** Begin Task input **

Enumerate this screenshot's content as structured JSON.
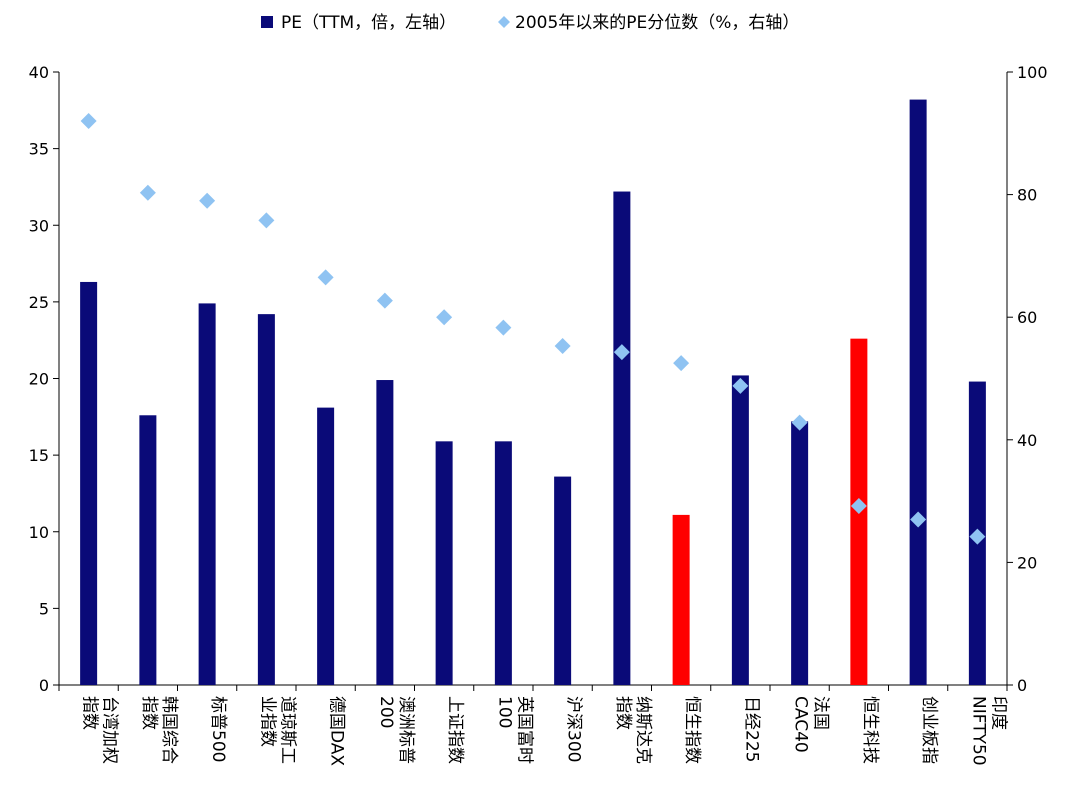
{
  "chart_data": {
    "type": "bar",
    "legend": {
      "position": "top",
      "items": [
        {
          "label": "PE（TTM，倍，左轴）",
          "marker": "square",
          "color": "#0a0a78"
        },
        {
          "label": "2005年以来的PE分位数（%，右轴）",
          "marker": "diamond",
          "color": "#8fc3f2"
        }
      ]
    },
    "categories": [
      {
        "lines": [
          "台湾加权",
          "指数"
        ]
      },
      {
        "lines": [
          "韩国综合",
          "指数"
        ]
      },
      {
        "lines": [
          "标普500"
        ]
      },
      {
        "lines": [
          "道琼斯工",
          "业指数"
        ]
      },
      {
        "lines": [
          "德国DAX"
        ]
      },
      {
        "lines": [
          "澳洲标普",
          "200"
        ]
      },
      {
        "lines": [
          "上证指数"
        ]
      },
      {
        "lines": [
          "英国富时",
          "100"
        ]
      },
      {
        "lines": [
          "沪深300"
        ]
      },
      {
        "lines": [
          "纳斯达克",
          "指数"
        ]
      },
      {
        "lines": [
          "恒生指数"
        ]
      },
      {
        "lines": [
          "日经225"
        ]
      },
      {
        "lines": [
          "法国",
          "CAC40"
        ]
      },
      {
        "lines": [
          "恒生科技"
        ]
      },
      {
        "lines": [
          "创业板指"
        ]
      },
      {
        "lines": [
          "印度",
          "NIFTY50"
        ]
      }
    ],
    "series": [
      {
        "name": "PE（TTM，倍，左轴）",
        "type": "bar",
        "axis": "left",
        "values": [
          26.3,
          17.6,
          24.9,
          24.2,
          18.1,
          19.9,
          15.9,
          15.9,
          13.6,
          32.2,
          11.1,
          20.2,
          17.2,
          22.6,
          38.2,
          19.8
        ],
        "colors": [
          "#0a0a78",
          "#0a0a78",
          "#0a0a78",
          "#0a0a78",
          "#0a0a78",
          "#0a0a78",
          "#0a0a78",
          "#0a0a78",
          "#0a0a78",
          "#0a0a78",
          "#ff0000",
          "#0a0a78",
          "#0a0a78",
          "#ff0000",
          "#0a0a78",
          "#0a0a78"
        ]
      },
      {
        "name": "2005年以来的PE分位数（%，右轴）",
        "type": "scatter",
        "axis": "right",
        "marker": "diamond",
        "color": "#8fc3f2",
        "values": [
          92.0,
          80.3,
          79.0,
          75.8,
          66.5,
          62.7,
          60.0,
          58.3,
          55.3,
          54.3,
          52.5,
          48.8,
          42.8,
          29.2,
          27.0,
          24.2
        ]
      }
    ],
    "y_left": {
      "min": 0,
      "max": 40,
      "ticks": [
        "0",
        "5",
        "10",
        "15",
        "20",
        "25",
        "30",
        "35",
        "40"
      ]
    },
    "y_right": {
      "min": 0,
      "max": 100,
      "ticks": [
        "0",
        "20",
        "40",
        "60",
        "80",
        "100"
      ]
    },
    "grid": false
  }
}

** End Task input **

Aim of the task –
The records above need to be given again exactly. Omit the pictures.

Written solution –
Enumerate this screenshot's content as structured JSON.
{
  "chart_data": {
    "type": "bar",
    "legend": {
      "position": "top",
      "items": [
        {
          "label": "PE（TTM，倍，左轴）",
          "marker": "square",
          "color": "#0a0a78"
        },
        {
          "label": "2005年以来的PE分位数（%，右轴）",
          "marker": "diamond",
          "color": "#8fc3f2"
        }
      ]
    },
    "categories": [
      {
        "lines": [
          "台湾加权",
          "指数"
        ]
      },
      {
        "lines": [
          "韩国综合",
          "指数"
        ]
      },
      {
        "lines": [
          "标普500"
        ]
      },
      {
        "lines": [
          "道琼斯工",
          "业指数"
        ]
      },
      {
        "lines": [
          "德国DAX"
        ]
      },
      {
        "lines": [
          "澳洲标普",
          "200"
        ]
      },
      {
        "lines": [
          "上证指数"
        ]
      },
      {
        "lines": [
          "英国富时",
          "100"
        ]
      },
      {
        "lines": [
          "沪深300"
        ]
      },
      {
        "lines": [
          "纳斯达克",
          "指数"
        ]
      },
      {
        "lines": [
          "恒生指数"
        ]
      },
      {
        "lines": [
          "日经225"
        ]
      },
      {
        "lines": [
          "法国",
          "CAC40"
        ]
      },
      {
        "lines": [
          "恒生科技"
        ]
      },
      {
        "lines": [
          "创业板指"
        ]
      },
      {
        "lines": [
          "印度",
          "NIFTY50"
        ]
      }
    ],
    "series": [
      {
        "name": "PE（TTM，倍，左轴）",
        "type": "bar",
        "axis": "left",
        "values": [
          26.3,
          17.6,
          24.9,
          24.2,
          18.1,
          19.9,
          15.9,
          15.9,
          13.6,
          32.2,
          11.1,
          20.2,
          17.2,
          22.6,
          38.2,
          19.8
        ],
        "colors": [
          "#0a0a78",
          "#0a0a78",
          "#0a0a78",
          "#0a0a78",
          "#0a0a78",
          "#0a0a78",
          "#0a0a78",
          "#0a0a78",
          "#0a0a78",
          "#0a0a78",
          "#ff0000",
          "#0a0a78",
          "#0a0a78",
          "#ff0000",
          "#0a0a78",
          "#0a0a78"
        ]
      },
      {
        "name": "2005年以来的PE分位数（%，右轴）",
        "type": "scatter",
        "axis": "right",
        "marker": "diamond",
        "color": "#8fc3f2",
        "values": [
          92.0,
          80.3,
          79.0,
          75.8,
          66.5,
          62.7,
          60.0,
          58.3,
          55.3,
          54.3,
          52.5,
          48.8,
          42.8,
          29.2,
          27.0,
          24.2
        ]
      }
    ],
    "y_left": {
      "min": 0,
      "max": 40,
      "ticks": [
        "0",
        "5",
        "10",
        "15",
        "20",
        "25",
        "30",
        "35",
        "40"
      ]
    },
    "y_right": {
      "min": 0,
      "max": 100,
      "ticks": [
        "0",
        "20",
        "40",
        "60",
        "80",
        "100"
      ]
    },
    "grid": false
  }
}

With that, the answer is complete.